What is asked |
Give the listing below again in full, exactly as written.

>> start Given entries

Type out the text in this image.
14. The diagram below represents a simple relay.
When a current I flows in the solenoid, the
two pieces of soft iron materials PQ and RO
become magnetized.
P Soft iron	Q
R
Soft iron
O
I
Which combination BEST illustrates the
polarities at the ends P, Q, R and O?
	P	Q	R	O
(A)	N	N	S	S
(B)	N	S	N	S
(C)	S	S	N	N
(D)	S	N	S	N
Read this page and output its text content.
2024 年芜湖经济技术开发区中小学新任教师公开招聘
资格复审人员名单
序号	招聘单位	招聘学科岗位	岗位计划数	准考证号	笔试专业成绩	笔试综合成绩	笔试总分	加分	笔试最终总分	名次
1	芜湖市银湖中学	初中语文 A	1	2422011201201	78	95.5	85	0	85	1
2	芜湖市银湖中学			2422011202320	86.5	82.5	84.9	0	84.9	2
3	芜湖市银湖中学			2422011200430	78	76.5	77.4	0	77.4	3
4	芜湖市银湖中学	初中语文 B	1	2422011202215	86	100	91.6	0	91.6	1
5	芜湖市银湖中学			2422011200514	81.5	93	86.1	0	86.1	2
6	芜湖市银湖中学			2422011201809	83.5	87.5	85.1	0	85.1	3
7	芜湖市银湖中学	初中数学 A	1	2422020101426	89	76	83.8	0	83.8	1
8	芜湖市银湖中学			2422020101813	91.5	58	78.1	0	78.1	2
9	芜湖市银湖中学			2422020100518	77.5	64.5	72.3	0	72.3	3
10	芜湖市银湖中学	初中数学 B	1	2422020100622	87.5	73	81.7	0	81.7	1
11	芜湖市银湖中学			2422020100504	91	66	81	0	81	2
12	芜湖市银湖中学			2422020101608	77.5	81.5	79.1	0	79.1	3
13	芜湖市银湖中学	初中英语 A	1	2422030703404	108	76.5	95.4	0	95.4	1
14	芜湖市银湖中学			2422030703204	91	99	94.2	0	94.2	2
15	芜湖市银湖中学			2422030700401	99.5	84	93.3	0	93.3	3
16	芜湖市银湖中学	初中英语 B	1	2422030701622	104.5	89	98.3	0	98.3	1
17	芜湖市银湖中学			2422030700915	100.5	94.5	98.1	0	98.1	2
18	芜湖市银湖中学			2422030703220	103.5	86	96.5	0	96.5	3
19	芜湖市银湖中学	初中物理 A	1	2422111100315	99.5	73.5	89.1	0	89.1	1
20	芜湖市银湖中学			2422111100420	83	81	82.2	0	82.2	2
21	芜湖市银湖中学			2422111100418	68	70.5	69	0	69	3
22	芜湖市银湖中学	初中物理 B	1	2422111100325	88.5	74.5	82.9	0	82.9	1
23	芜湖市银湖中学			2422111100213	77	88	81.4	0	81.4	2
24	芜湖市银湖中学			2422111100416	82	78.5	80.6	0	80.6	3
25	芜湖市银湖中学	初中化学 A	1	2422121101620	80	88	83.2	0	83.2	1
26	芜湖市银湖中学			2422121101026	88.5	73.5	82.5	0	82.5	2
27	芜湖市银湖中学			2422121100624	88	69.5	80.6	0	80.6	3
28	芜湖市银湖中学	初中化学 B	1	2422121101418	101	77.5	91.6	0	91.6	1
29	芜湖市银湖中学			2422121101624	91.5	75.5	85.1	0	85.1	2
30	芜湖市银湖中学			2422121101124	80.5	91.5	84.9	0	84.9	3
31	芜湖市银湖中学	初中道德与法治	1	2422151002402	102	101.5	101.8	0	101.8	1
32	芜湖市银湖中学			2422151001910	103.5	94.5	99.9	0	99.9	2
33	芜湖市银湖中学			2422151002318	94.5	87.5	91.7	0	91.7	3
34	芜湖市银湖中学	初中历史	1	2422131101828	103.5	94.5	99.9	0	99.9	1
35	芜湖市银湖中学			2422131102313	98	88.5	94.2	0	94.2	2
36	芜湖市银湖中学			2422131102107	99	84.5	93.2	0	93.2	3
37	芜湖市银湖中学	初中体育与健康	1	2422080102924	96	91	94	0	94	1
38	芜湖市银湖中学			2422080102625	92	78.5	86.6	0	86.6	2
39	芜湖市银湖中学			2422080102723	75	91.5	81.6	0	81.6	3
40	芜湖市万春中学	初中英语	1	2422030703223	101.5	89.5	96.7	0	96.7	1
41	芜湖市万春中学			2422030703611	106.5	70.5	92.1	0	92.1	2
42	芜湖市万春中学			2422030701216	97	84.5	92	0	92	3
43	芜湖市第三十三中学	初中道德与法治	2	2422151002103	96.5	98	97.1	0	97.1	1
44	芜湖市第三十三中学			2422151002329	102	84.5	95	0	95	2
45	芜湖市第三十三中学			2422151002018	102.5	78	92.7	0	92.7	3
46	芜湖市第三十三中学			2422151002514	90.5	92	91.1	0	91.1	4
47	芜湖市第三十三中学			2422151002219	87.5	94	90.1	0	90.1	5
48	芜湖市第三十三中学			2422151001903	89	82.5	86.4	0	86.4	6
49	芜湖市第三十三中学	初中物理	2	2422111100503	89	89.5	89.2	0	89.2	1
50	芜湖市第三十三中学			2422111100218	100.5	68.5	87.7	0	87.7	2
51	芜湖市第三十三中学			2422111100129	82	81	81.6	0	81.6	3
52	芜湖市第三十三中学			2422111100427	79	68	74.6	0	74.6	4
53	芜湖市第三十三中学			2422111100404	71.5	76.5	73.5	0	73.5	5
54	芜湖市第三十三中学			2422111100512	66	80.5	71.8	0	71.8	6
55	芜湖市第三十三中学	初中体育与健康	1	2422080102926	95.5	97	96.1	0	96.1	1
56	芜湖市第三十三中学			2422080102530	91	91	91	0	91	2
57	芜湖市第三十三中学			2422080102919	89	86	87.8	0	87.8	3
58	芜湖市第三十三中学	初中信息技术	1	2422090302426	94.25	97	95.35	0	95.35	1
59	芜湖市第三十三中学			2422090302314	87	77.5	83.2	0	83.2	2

>> end Given entries

The solution |
Type out the text in this image.
14. The diagram below represents a simple relay.
When a current I flows in the solenoid, the
two pieces of soft iron materials PQ and RO
become magnetized.
P Soft iron	Q
R
Soft iron
O
I
Which combination BEST illustrates the
polarities at the ends P, Q, R and O?
	P	Q	R	O
(A)	N	N	S	S
(B)	N	S	N	S
(C)	S	S	N	N
(D)	S	N	S	N
Read this page and output its text content.
2024 年芜湖经济技术开发区中小学新任教师公开招聘
资格复审人员名单
序号	招聘单位	招聘学科岗位	岗位计划数	准考证号	笔试专业成绩	笔试综合成绩	笔试总分	加分	笔试最终总分	名次
1	芜湖市银湖中学	初中语文 A	1	2422011201201	78	95.5	85	0	85	1
2	芜湖市银湖中学			2422011202320	86.5	82.5	84.9	0	84.9	2
3	芜湖市银湖中学			2422011200430	78	76.5	77.4	0	77.4	3
4	芜湖市银湖中学	初中语文 B	1	2422011202215	86	100	91.6	0	91.6	1
5	芜湖市银湖中学			2422011200514	81.5	93	86.1	0	86.1	2
6	芜湖市银湖中学			2422011201809	83.5	87.5	85.1	0	85.1	3
7	芜湖市银湖中学	初中数学 A	1	2422020101426	89	76	83.8	0	83.8	1
8	芜湖市银湖中学			2422020101813	91.5	58	78.1	0	78.1	2
9	芜湖市银湖中学			2422020100518	77.5	64.5	72.3	0	72.3	3
10	芜湖市银湖中学	初中数学 B	1	2422020100622	87.5	73	81.7	0	81.7	1
11	芜湖市银湖中学			2422020100504	91	66	81	0	81	2
12	芜湖市银湖中学			2422020101608	77.5	81.5	79.1	0	79.1	3
13	芜湖市银湖中学	初中英语 A	1	2422030703404	108	76.5	95.4	0	95.4	1
14	芜湖市银湖中学			2422030703204	91	99	94.2	0	94.2	2
15	芜湖市银湖中学			2422030700401	99.5	84	93.3	0	93.3	3
16	芜湖市银湖中学	初中英语 B	1	2422030701622	104.5	89	98.3	0	98.3	1
17	芜湖市银湖中学			2422030700915	100.5	94.5	98.1	0	98.1	2
18	芜湖市银湖中学			2422030703220	103.5	86	96.5	0	96.5	3
19	芜湖市银湖中学	初中物理 A	1	2422111100315	99.5	73.5	89.1	0	89.1	1
20	芜湖市银湖中学			2422111100420	83	81	82.2	0	82.2	2
21	芜湖市银湖中学			2422111100418	68	70.5	69	0	69	3
22	芜湖市银湖中学	初中物理 B	1	2422111100325	88.5	74.5	82.9	0	82.9	1
23	芜湖市银湖中学			2422111100213	77	88	81.4	0	81.4	2
24	芜湖市银湖中学			2422111100416	82	78.5	80.6	0	80.6	3
25	芜湖市银湖中学	初中化学 A	1	2422121101620	80	88	83.2	0	83.2	1
26	芜湖市银湖中学			2422121101026	88.5	73.5	82.5	0	82.5	2
27	芜湖市银湖中学			2422121100624	88	69.5	80.6	0	80.6	3
28	芜湖市银湖中学	初中化学 B	1	2422121101418	101	77.5	91.6	0	91.6	1
29	芜湖市银湖中学			2422121101624	91.5	75.5	85.1	0	85.1	2
30	芜湖市银湖中学			2422121101124	80.5	91.5	84.9	0	84.9	3
31	芜湖市银湖中学	初中道德与法治	1	2422151002402	102	101.5	101.8	0	101.8	1
32	芜湖市银湖中学			2422151001910	103.5	94.5	99.9	0	99.9	2
33	芜湖市银湖中学			2422151002318	94.5	87.5	91.7	0	91.7	3
34	芜湖市银湖中学	初中历史	1	2422131101828	103.5	94.5	99.9	0	99.9	1
35	芜湖市银湖中学			2422131102313	98	88.5	94.2	0	94.2	2
36	芜湖市银湖中学			2422131102107	99	84.5	93.2	0	93.2	3
37	芜湖市银湖中学	初中体育与健康	1	2422080102924	96	91	94	0	94	1
38	芜湖市银湖中学			2422080102625	92	78.5	86.6	0	86.6	2
39	芜湖市银湖中学			2422080102723	75	91.5	81.6	0	81.6	3
40	芜湖市万春中学	初中英语	1	2422030703223	101.5	89.5	96.7	0	96.7	1
41	芜湖市万春中学			2422030703611	106.5	70.5	92.1	0	92.1	2
42	芜湖市万春中学			2422030701216	97	84.5	92	0	92	3
43	芜湖市第三十三中学	初中道德与法治	2	2422151002103	96.5	98	97.1	0	97.1	1
44	芜湖市第三十三中学			2422151002329	102	84.5	95	0	95	2
45	芜湖市第三十三中学			2422151002018	102.5	78	92.7	0	92.7	3
46	芜湖市第三十三中学			2422151002514	90.5	92	91.1	0	91.1	4
47	芜湖市第三十三中学			2422151002219	87.5	94	90.1	0	90.1	5
48	芜湖市第三十三中学			2422151001903	89	82.5	86.4	0	86.4	6
49	芜湖市第三十三中学	初中物理	2	2422111100503	89	89.5	89.2	0	89.2	1
50	芜湖市第三十三中学			2422111100218	100.5	68.5	87.7	0	87.7	2
51	芜湖市第三十三中学			2422111100129	82	81	81.6	0	81.6	3
52	芜湖市第三十三中学			2422111100427	79	68	74.6	0	74.6	4
53	芜湖市第三十三中学			2422111100404	71.5	76.5	73.5	0	73.5	5
54	芜湖市第三十三中学			2422111100512	66	80.5	71.8	0	71.8	6
55	芜湖市第三十三中学	初中体育与健康	1	2422080102926	95.5	97	96.1	0	96.1	1
56	芜湖市第三十三中学			2422080102530	91	91	91	0	91	2
57	芜湖市第三十三中学			2422080102919	89	86	87.8	0	87.8	3
58	芜湖市第三十三中学	初中信息技术	1	2422090302426	94.25	97	95.35	0	95.35	1
59	芜湖市第三十三中学			2422090302314	87	77.5	83.2	0	83.2	2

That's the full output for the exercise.